◆ **WRITTEN PROBLEM**: From the listing below, pull out every line where the string "Convolutional" appears.

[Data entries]
..........

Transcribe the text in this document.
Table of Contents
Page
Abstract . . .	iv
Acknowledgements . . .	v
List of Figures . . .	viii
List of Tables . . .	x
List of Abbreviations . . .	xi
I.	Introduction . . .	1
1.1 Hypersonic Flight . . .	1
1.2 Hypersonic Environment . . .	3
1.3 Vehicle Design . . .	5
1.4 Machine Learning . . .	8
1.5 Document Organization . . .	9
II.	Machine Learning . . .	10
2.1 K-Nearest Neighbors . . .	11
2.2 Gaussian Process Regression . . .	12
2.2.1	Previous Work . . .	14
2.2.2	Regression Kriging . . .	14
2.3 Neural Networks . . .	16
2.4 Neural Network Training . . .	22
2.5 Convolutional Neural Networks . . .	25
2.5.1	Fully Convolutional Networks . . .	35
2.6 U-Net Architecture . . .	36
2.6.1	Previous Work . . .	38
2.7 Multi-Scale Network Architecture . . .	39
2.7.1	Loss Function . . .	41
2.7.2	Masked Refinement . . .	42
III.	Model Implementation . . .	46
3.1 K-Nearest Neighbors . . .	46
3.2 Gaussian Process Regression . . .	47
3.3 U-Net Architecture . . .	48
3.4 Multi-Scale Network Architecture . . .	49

..........

◆ **WRITTEN REPLY**:
2.5 Convolutional Neural Networks . . .	25
2.5.1	Fully Convolutional Networks . . .	35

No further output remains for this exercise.